> [Description of the task]:
Read the records and gather each line that includes "alpha".

> [Given entries]:

☆ ☆ ☆

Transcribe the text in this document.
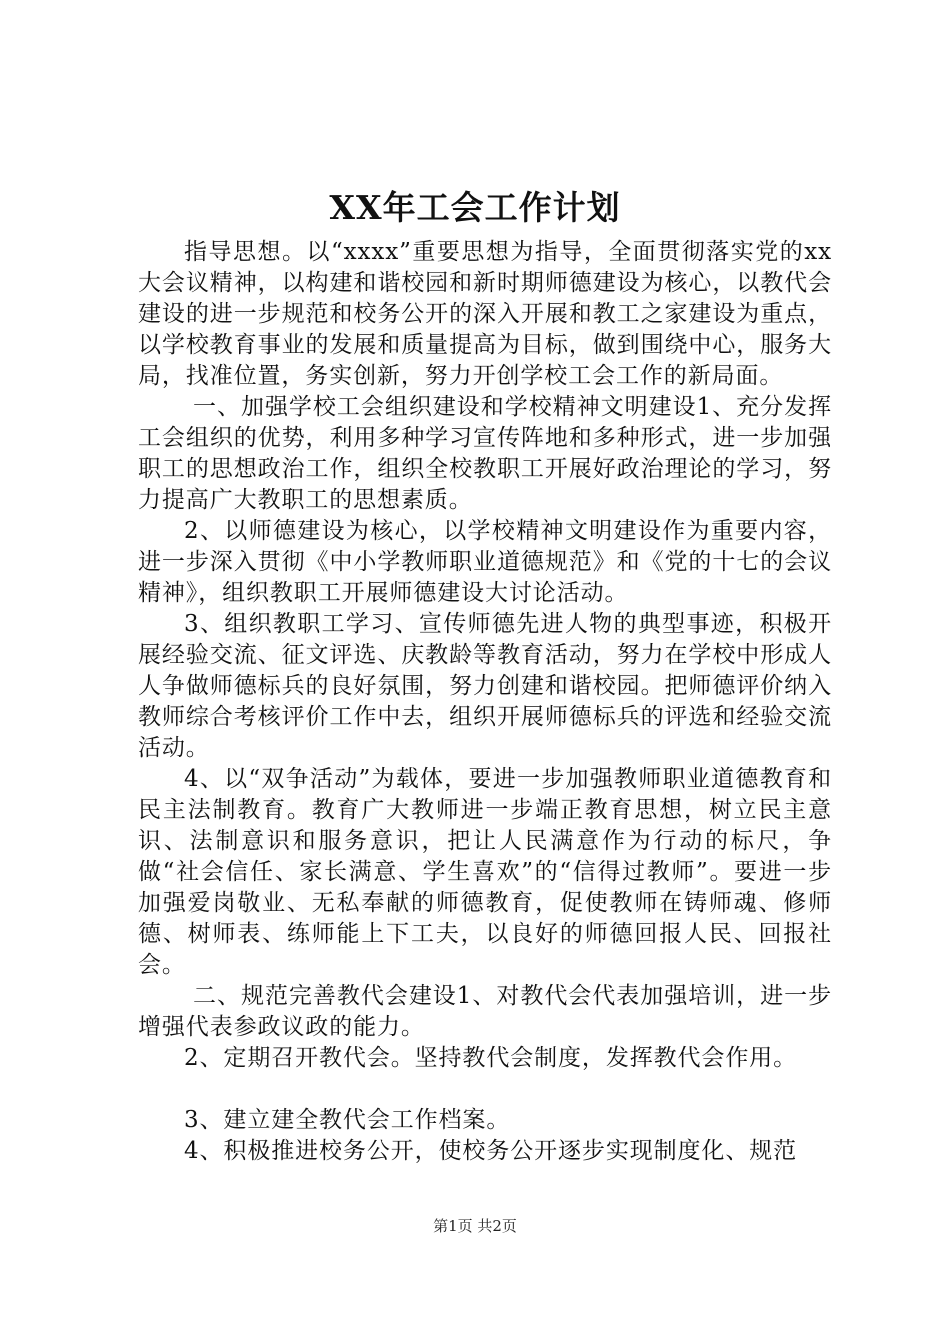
XX年工会工作计划

指导思想。以“xxxx”重要思想为指导，全面贯彻落实党的xx大会议精神，以构建和谐校园和新时期师德建设为核心，以教代会建设的进一步规范和校务公开的深入开展和教工之家建设为重点，以学校教育事业的发展和质量提高为目标，做到围绕中心，服务大局，找准位置，务实创新，努力开创学校工会工作的新局面。

一、加强学校工会组织建设和学校精神文明建设1、充分发挥工会组织的优势，利用多种学习宣传阵地和多种形式，进一步加强职工的思想政治工作，组织全校教职工开展好政治理论的学习，努力提高广大教职工的思想素质。

2、以师德建设为核心，以学校精神文明建设作为重要内容，进一步深入贯彻《中小学教师职业道德规范》和《党的十七的会议精神》，组织教职工开展师德建设大讨论活动。

3、组织教职工学习、宣传师德先进人物的典型事迹，积极开展经验交流、征文评选、庆教龄等教育活动，努力在学校中形成人人争做师德标兵的良好氛围，努力创建和谐校园。把师德评价纳入教师综合考核评价工作中去，组织开展师德标兵的评选和经验交流活动。

4、以“双争活动”为载体，要进一步加强教师职业道德教育和民主法制教育。教育广大教师进一步端正教育思想，树立民主意识、法制意识和服务意识，把让人民满意作为行动的标尺，争做“社会信任、家长满意、学生喜欢”的“信得过教师”。要进一步加强爱岗敬业、无私奉献的师德教育，促使教师在铸师魂、修师德、树师表、练师能上下工夫，以良好的师德回报人民、回报社会。

二、规范完善教代会建设1、对教代会代表加强培训，进一步增强代表参政议政的能力。

2、定期召开教代会。坚持教代会制度，发挥教代会作用。

3、建立建全教代会工作档案。

4、积极推进校务公开，使校务公开逐步实现制度化、规范

第1页 共2页
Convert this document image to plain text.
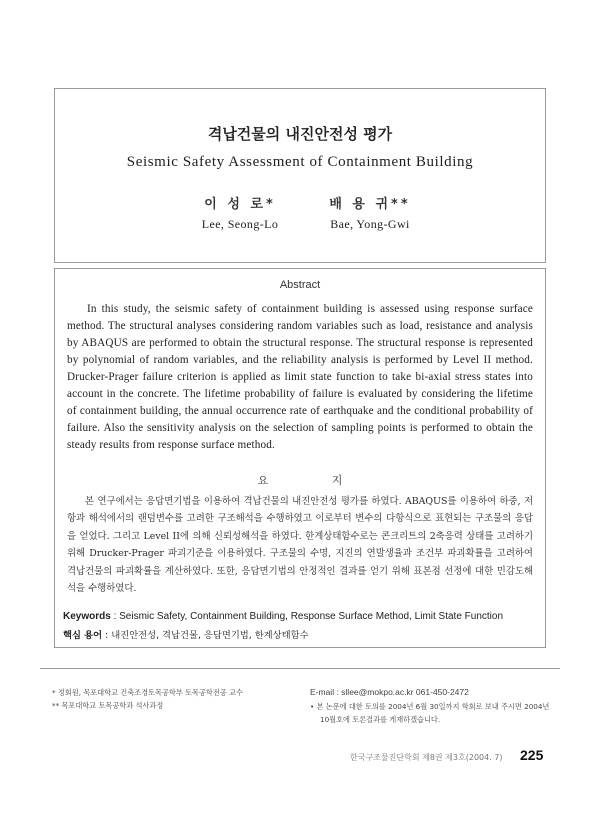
격납건물의 내진안전성 평가
Seismic Safety Assessment of Containment Building
이 성 로*
Lee, Seong-Lo
배 용 귀**
Bae, Yong-Gwi
Abstract

In this study, the seismic safety of containment building is assessed using response surface method. The structural analyses considering random variables such as load, resistance and analysis by ABAQUS are performed to obtain the structural response. The structural response is represented by polynomial of random variables, and the reliability analysis is performed by Level II method. Drucker-Prager failure criterion is applied as limit state function to take bi-axial stress states into account in the concrete. The lifetime probability of failure is evaluated by considering the lifetime of containment building, the annual occurrence rate of earthquake and the conditional probability of failure. Also the sensitivity analysis on the selection of sampling points is performed to obtain the steady results from response surface method.

요 지

본 연구에서는 응답면기법을 이용하여 격납건물의 내진안전성 평가를 하였다. ABAQUS를 이용하여 하중, 저항과 해석에서의 랜덤변수를 고려한 구조해석을 수행하였고 이로부터 변수의 다항식으로 표현되는 구조물의 응답을 얻었다. 그리고 Level II에 의해 신뢰성해석을 하였다. 한계상태함수로는 콘크리트의 2축응력 상태를 고려하기 위해 Drucker-Prager 파괴기준을 이용하였다. 구조물의 수명, 지진의 연발생율과 조건부 파괴확률을 고려하여 격납건물의 파괴확률을 계산하였다. 또한, 응답면기법의 안정적인 결과를 얻기 위해 표본점 선정에 대한 민감도해석을 수행하였다.

Keywords : Seismic Safety, Containment Building, Response Surface Method, Limit State Function
핵심 용어 : 내진안전성, 격납건물, 응답면기법, 한계상태함수
* 정회원, 목포대학교 건축조경토목공학부 토목공학전공 교수
** 목포대학교 토목공학과 석사과정
E-mail : sllee@mokpo.ac.kr 061-450-2472
• 본 논문에 대한 토의를 2004년 6월 30일까지 학회로 보내 주시면 2004년 10월호에 토론결과를 게재하겠습니다.
한국구조물진단학회 제8권 제3호(2004. 7) 225
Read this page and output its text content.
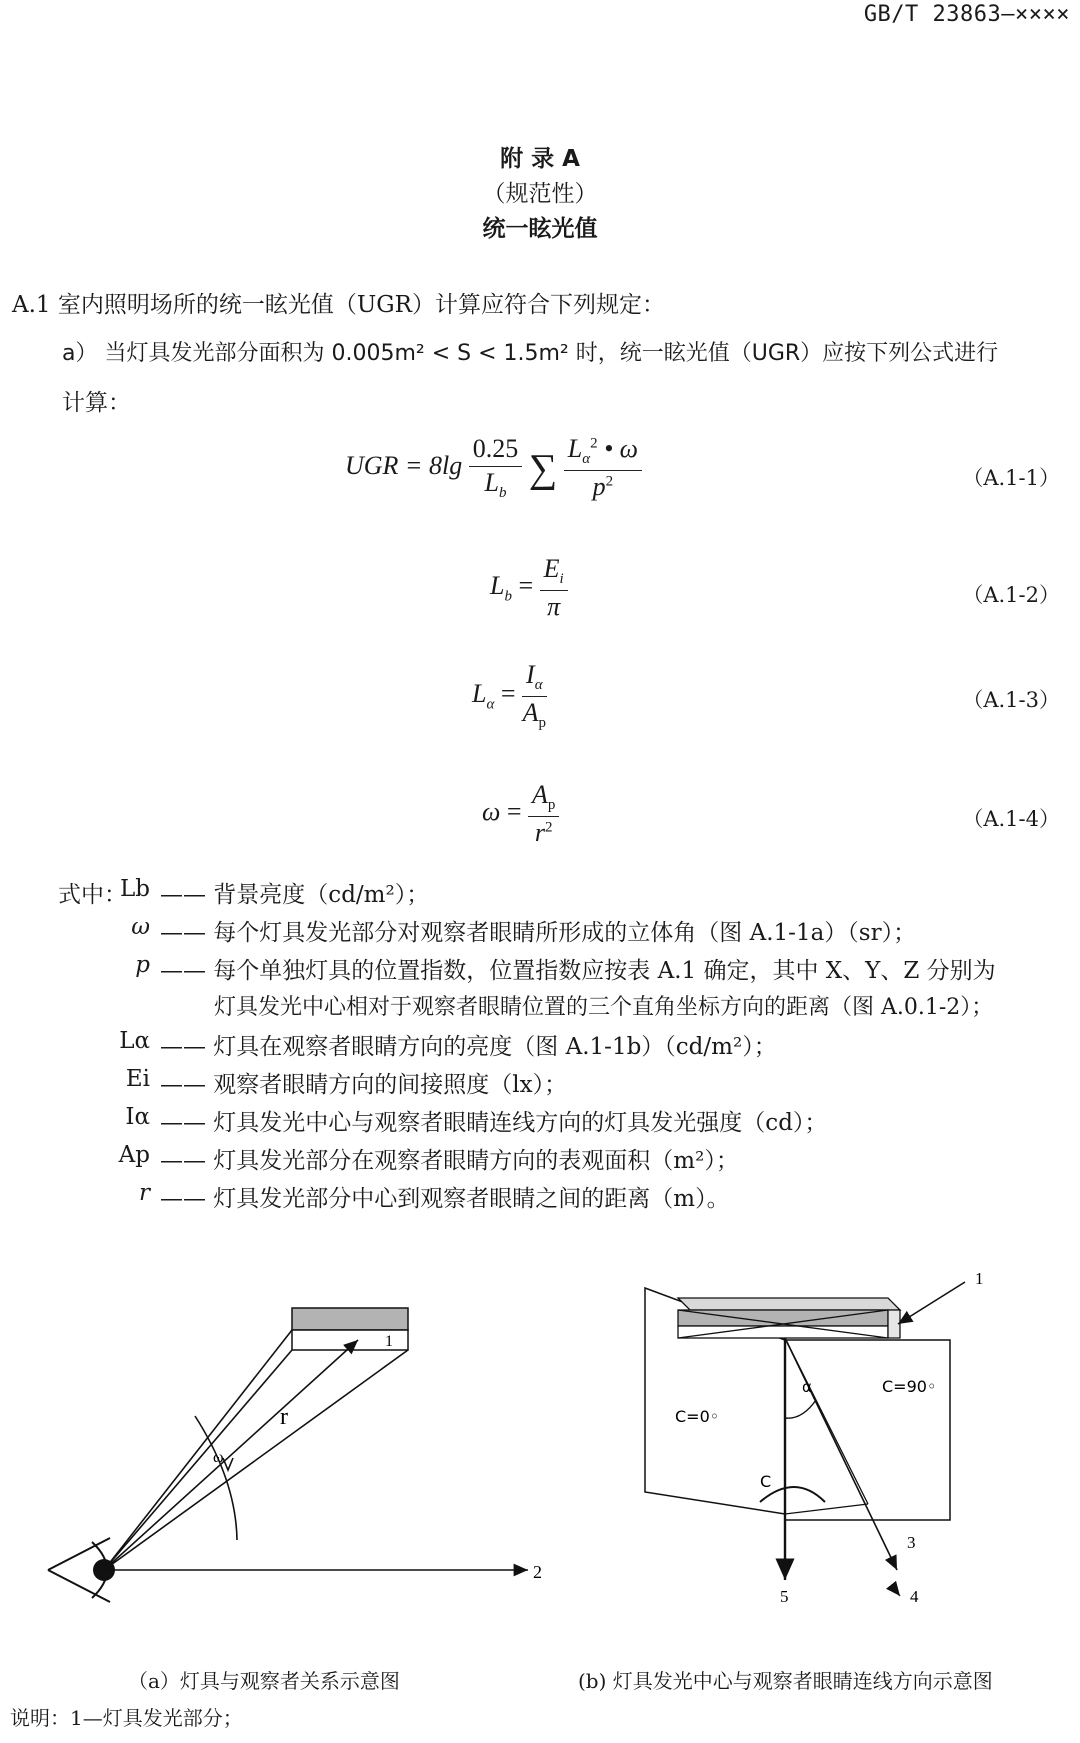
GB/T 23863—××××
附 录 A
（规范性）
统一眩光值
A.1 室内照明场所的统一眩光值（UGR）计算应符合下列规定：
a） 当灯具发光部分面积为 0.005m² < S < 1.5m² 时，统一眩光值（UGR）应按下列公式进行
计算：
UGR = $8\lg \frac{0.25}{L_b}$ ∑ $\frac{L_\alpha^2 • \omega}{p^2}$	（A.1-1）
$L_b = \frac{E_i}{\pi}$	（A.1-2）
$L_\alpha = \frac{I_\alpha}{A_p}$	（A.1-3）
$\omega = \frac{A_p}{r^2}$	（A.1-4）
式中：
Lb —— 背景亮度（cd/m²）；
ω —— 每个灯具发光部分对观察者眼睛所形成的立体角（图 A.1-1a）（sr）；
p —— 每个单独灯具的位置指数，位置指数应按表 A.1 确定，其中 X、Y、Z 分别为
灯具发光中心相对于观察者眼睛位置的三个直角坐标方向的距离（图 A.0.1-2）；
Lα —— 灯具在观察者眼睛方向的亮度（图 A.1-1b）（cd/m²）；
Ei —— 观察者眼睛方向的间接照度（lx）；
Iα —— 灯具发光中心与观察者眼睛连线方向的灯具发光强度（cd）；
Ap —— 灯具发光部分在观察者眼睛方向的表观面积（m²）；
r —— 灯具发光部分中心到观察者眼睛之间的距离（m）。
1
r
ω
2
1
5
3
4
α
C
C=0◦
C=90◦
（a）灯具与观察者关系示意图	(b) 灯具发光中心与观察者眼睛连线方向示意图
说明：1—灯具发光部分；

☆ ☆ ☆

> [Output below]:
UGR = $8\lg \frac{0.25}{L_b}$ ∑ $\frac{L_\alpha^2 • \omega}{p^2}$	（A.1-1）
$L_\alpha = \frac{I_\alpha}{A_p}$	（A.1-3）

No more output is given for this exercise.